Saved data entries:
##############################
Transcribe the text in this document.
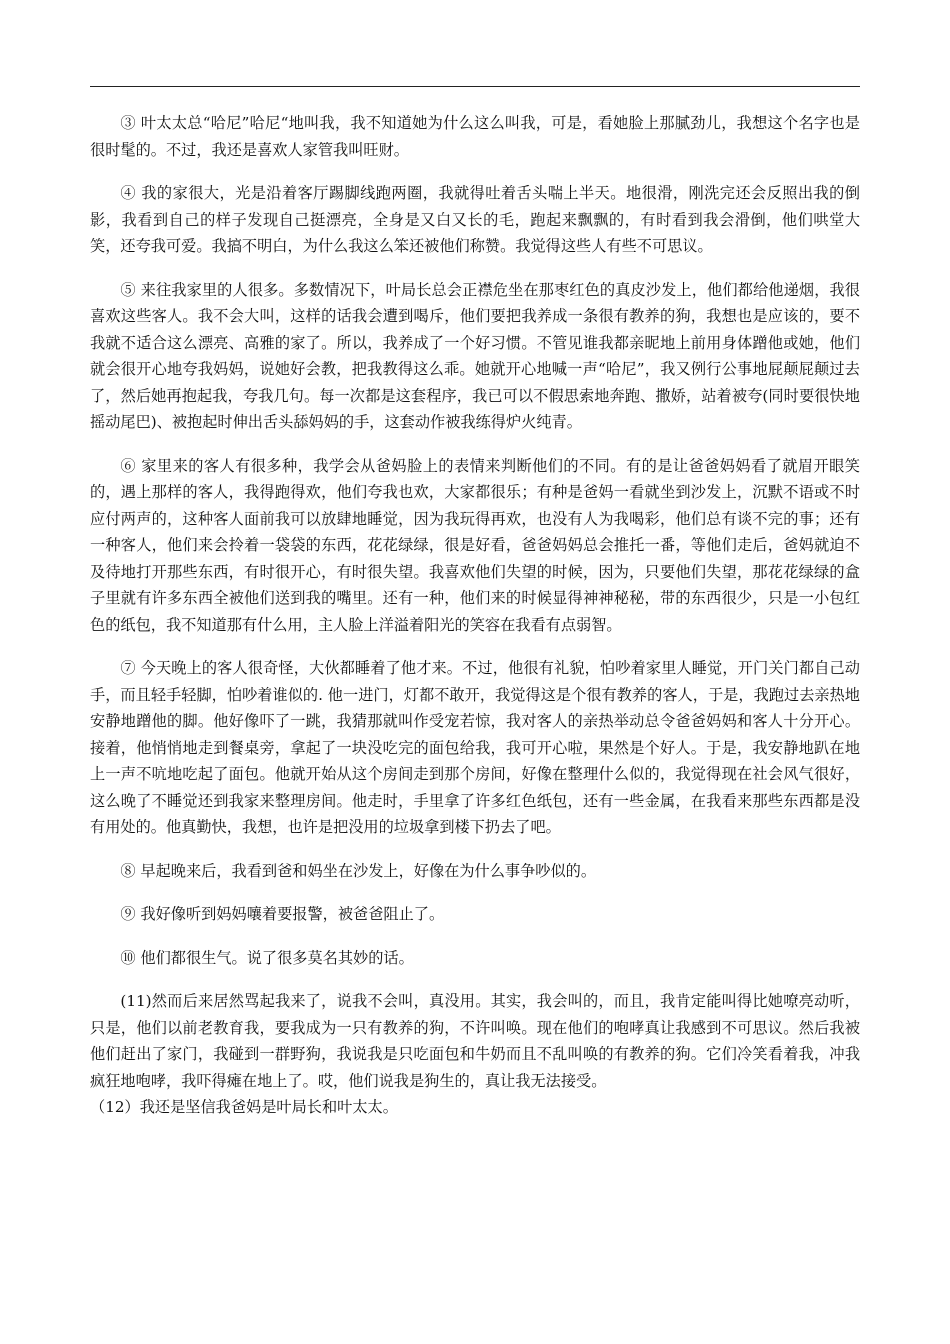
③ 叶太太总“哈尼”哈尼“地叫我，我不知道她为什么这么叫我，可是，看她脸上那腻劲儿，我想这个名字也是很时髦的。不过，我还是喜欢人家管我叫旺财。

④ 我的家很大，光是沿着客厅踢脚线跑两圈，我就得吐着舌头喘上半天。地很滑，刚洗完还会反照出我的倒影，我看到自己的样子发现自己挺漂亮，全身是又白又长的毛，跑起来飘飘的，有时看到我会滑倒，他们哄堂大笑，还夸我可爱。我搞不明白，为什么我这么笨还被他们称赞。我觉得这些人有些不可思议。

⑤ 来往我家里的人很多。多数情况下，叶局长总会正襟危坐在那枣红色的真皮沙发上，他们都给他递烟，我很喜欢这些客人。我不会大叫，这样的话我会遭到喝斥，他们要把我养成一条很有教养的狗，我想也是应该的，要不我就不适合这么漂亮、高雅的家了。所以，我养成了一个好习惯。不管见谁我都亲昵地上前用身体蹭他或她，他们就会很开心地夸我妈妈，说她好会教，把我教得这么乖。她就开心地喊一声“哈尼”，我又例行公事地屁颠屁颠过去了，然后她再抱起我，夸我几句。每一次都是这套程序，我已可以不假思索地奔跑、撒娇，站着被夸(同时要很快地摇动尾巴)、被抱起时伸出舌头舔妈妈的手，这套动作被我练得炉火纯青。

⑥ 家里来的客人有很多种，我学会从爸妈脸上的表情来判断他们的不同。有的是让爸爸妈妈看了就眉开眼笑的，遇上那样的客人，我得跑得欢，他们夸我也欢，大家都很乐；有种是爸妈一看就坐到沙发上，沉默不语或不时应付两声的，这种客人面前我可以放肆地睡觉，因为我玩得再欢，也没有人为我喝彩，他们总有谈不完的事；还有一种客人，他们来会拎着一袋袋的东西，花花绿绿，很是好看，爸爸妈妈总会推托一番，等他们走后，爸妈就迫不及待地打开那些东西，有时很开心，有时很失望。我喜欢他们失望的时候，因为，只要他们失望，那花花绿绿的盒子里就有许多东西全被他们送到我的嘴里。还有一种，他们来的时候显得神神秘秘，带的东西很少，只是一小包红色的纸包，我不知道那有什么用，主人脸上洋溢着阳光的笑容在我看有点弱智。

⑦ 今天晚上的客人很奇怪，大伙都睡着了他才来。不过，他很有礼貌，怕吵着家里人睡觉，开门关门都自己动手，而且轻手轻脚，怕吵着谁似的. 他一进门，灯都不敢开，我觉得这是个很有教养的客人，于是，我跑过去亲热地安静地蹭他的脚。他好像吓了一跳，我猜那就叫作受宠若惊，我对客人的亲热举动总令爸爸妈妈和客人十分开心。接着，他悄悄地走到餐桌旁，拿起了一块没吃完的面包给我，我可开心啦，果然是个好人。于是，我安静地趴在地上一声不吭地吃起了面包。他就开始从这个房间走到那个房间，好像在整理什么似的，我觉得现在社会风气很好，这么晚了不睡觉还到我家来整理房间。他走时，手里拿了许多红色纸包，还有一些金属，在我看来那些东西都是没有用处的。他真勤快，我想，也许是把没用的垃圾拿到楼下扔去了吧。

⑧ 早起晚来后，我看到爸和妈坐在沙发上，好像在为什么事争吵似的。

⑨ 我好像听到妈妈嚷着要报警，被爸爸阻止了。

⑩ 他们都很生气。说了很多莫名其妙的话。

(11)然而后来居然骂起我来了，说我不会叫，真没用。其实，我会叫的，而且，我肯定能叫得比她嘹亮动听，只是，他们以前老教育我，要我成为一只有教养的狗，不许叫唤。现在他们的咆哮真让我感到不可思议。然后我被他们赶出了家门，我碰到一群野狗，我说我是只吃面包和牛奶而且不乱叫唤的有教养的狗。它们冷笑看着我，冲我疯狂地咆哮，我吓得瘫在地上了。哎，他们说我是狗生的，真让我无法接受。

（12）我还是坚信我爸妈是叶局长和叶太太。
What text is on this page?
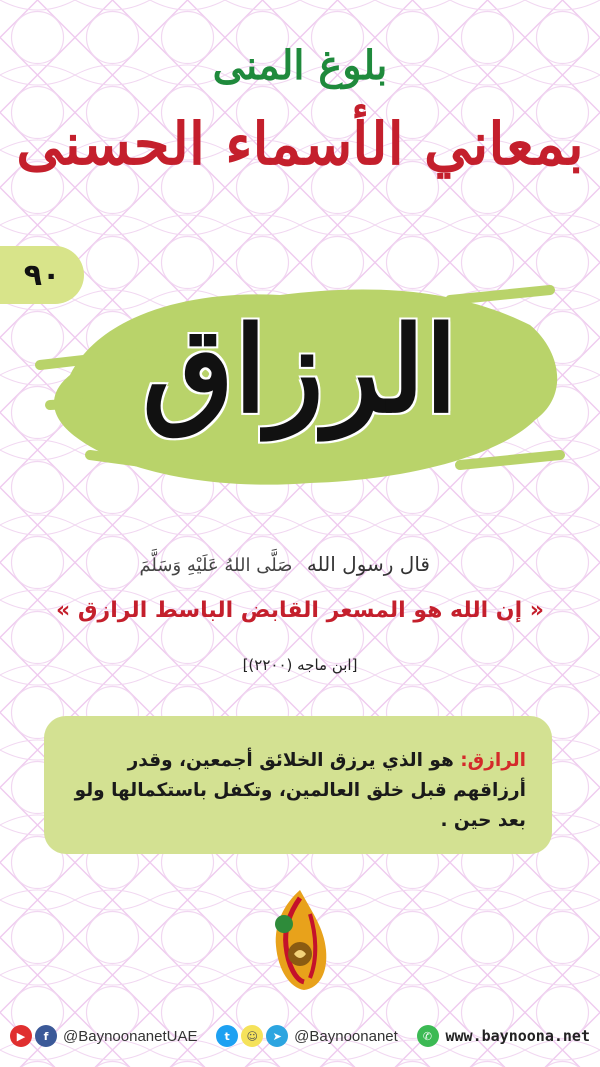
بلوغ المنى
بمعاني الأسماء الحسنى
٩٠
الرزاق
قال رسول الله صَلَّى اللهُ عَلَيْهِ وَسَلَّمَ
« إن الله هو المسعر القابض الباسط الرازق »
[ابن ماجه (٢٢٠٠)]

الرازق: هو الذي يرزق الخلائق أجمعين، وقدر أرزاقهم قبل خلق العالمين، وتكفل باستكمالها ولو بعد حين .

▶	f @BaynoonanetUAE	t	☺	➤ @Baynoonanet	✆ www.baynoona.net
##############################
Short exercise:
Each record must be quoted in full and exactly. Do not include the pictures.

Output for this exercise:
Transcribe the text in this document.
③ 叶太太总“哈尼”哈尼“地叫我，我不知道她为什么这么叫我，可是，看她脸上那腻劲儿，我想这个名字也是很时髦的。不过，我还是喜欢人家管我叫旺财。

④ 我的家很大，光是沿着客厅踢脚线跑两圈，我就得吐着舌头喘上半天。地很滑，刚洗完还会反照出我的倒影，我看到自己的样子发现自己挺漂亮，全身是又白又长的毛，跑起来飘飘的，有时看到我会滑倒，他们哄堂大笑，还夸我可爱。我搞不明白，为什么我这么笨还被他们称赞。我觉得这些人有些不可思议。

⑤ 来往我家里的人很多。多数情况下，叶局长总会正襟危坐在那枣红色的真皮沙发上，他们都给他递烟，我很喜欢这些客人。我不会大叫，这样的话我会遭到喝斥，他们要把我养成一条很有教养的狗，我想也是应该的，要不我就不适合这么漂亮、高雅的家了。所以，我养成了一个好习惯。不管见谁我都亲昵地上前用身体蹭他或她，他们就会很开心地夸我妈妈，说她好会教，把我教得这么乖。她就开心地喊一声“哈尼”，我又例行公事地屁颠屁颠过去了，然后她再抱起我，夸我几句。每一次都是这套程序，我已可以不假思索地奔跑、撒娇，站着被夸(同时要很快地摇动尾巴)、被抱起时伸出舌头舔妈妈的手，这套动作被我练得炉火纯青。

⑥ 家里来的客人有很多种，我学会从爸妈脸上的表情来判断他们的不同。有的是让爸爸妈妈看了就眉开眼笑的，遇上那样的客人，我得跑得欢，他们夸我也欢，大家都很乐；有种是爸妈一看就坐到沙发上，沉默不语或不时应付两声的，这种客人面前我可以放肆地睡觉，因为我玩得再欢，也没有人为我喝彩，他们总有谈不完的事；还有一种客人，他们来会拎着一袋袋的东西，花花绿绿，很是好看，爸爸妈妈总会推托一番，等他们走后，爸妈就迫不及待地打开那些东西，有时很开心，有时很失望。我喜欢他们失望的时候，因为，只要他们失望，那花花绿绿的盒子里就有许多东西全被他们送到我的嘴里。还有一种，他们来的时候显得神神秘秘，带的东西很少，只是一小包红色的纸包，我不知道那有什么用，主人脸上洋溢着阳光的笑容在我看有点弱智。

⑦ 今天晚上的客人很奇怪，大伙都睡着了他才来。不过，他很有礼貌，怕吵着家里人睡觉，开门关门都自己动手，而且轻手轻脚，怕吵着谁似的. 他一进门，灯都不敢开，我觉得这是个很有教养的客人，于是，我跑过去亲热地安静地蹭他的脚。他好像吓了一跳，我猜那就叫作受宠若惊，我对客人的亲热举动总令爸爸妈妈和客人十分开心。接着，他悄悄地走到餐桌旁，拿起了一块没吃完的面包给我，我可开心啦，果然是个好人。于是，我安静地趴在地上一声不吭地吃起了面包。他就开始从这个房间走到那个房间，好像在整理什么似的，我觉得现在社会风气很好，这么晚了不睡觉还到我家来整理房间。他走时，手里拿了许多红色纸包，还有一些金属，在我看来那些东西都是没有用处的。他真勤快，我想，也许是把没用的垃圾拿到楼下扔去了吧。

⑧ 早起晚来后，我看到爸和妈坐在沙发上，好像在为什么事争吵似的。

⑨ 我好像听到妈妈嚷着要报警，被爸爸阻止了。

⑩ 他们都很生气。说了很多莫名其妙的话。

(11)然而后来居然骂起我来了，说我不会叫，真没用。其实，我会叫的，而且，我肯定能叫得比她嘹亮动听，只是，他们以前老教育我，要我成为一只有教养的狗，不许叫唤。现在他们的咆哮真让我感到不可思议。然后我被他们赶出了家门，我碰到一群野狗，我说我是只吃面包和牛奶而且不乱叫唤的有教养的狗。它们冷笑看着我，冲我疯狂地咆哮，我吓得瘫在地上了。哎，他们说我是狗生的，真让我无法接受。

（12）我还是坚信我爸妈是叶局长和叶太太。
What text is on this page?
بلوغ المنى
بمعاني الأسماء الحسنى
٩٠
الرزاق
قال رسول الله صَلَّى اللهُ عَلَيْهِ وَسَلَّمَ
« إن الله هو المسعر القابض الباسط الرازق »
[ابن ماجه (٢٢٠٠)]

الرازق: هو الذي يرزق الخلائق أجمعين، وقدر أرزاقهم قبل خلق العالمين، وتكفل باستكمالها ولو بعد حين .

▶	f @BaynoonanetUAE	t	☺	➤ @Baynoonanet	✆ www.baynoona.net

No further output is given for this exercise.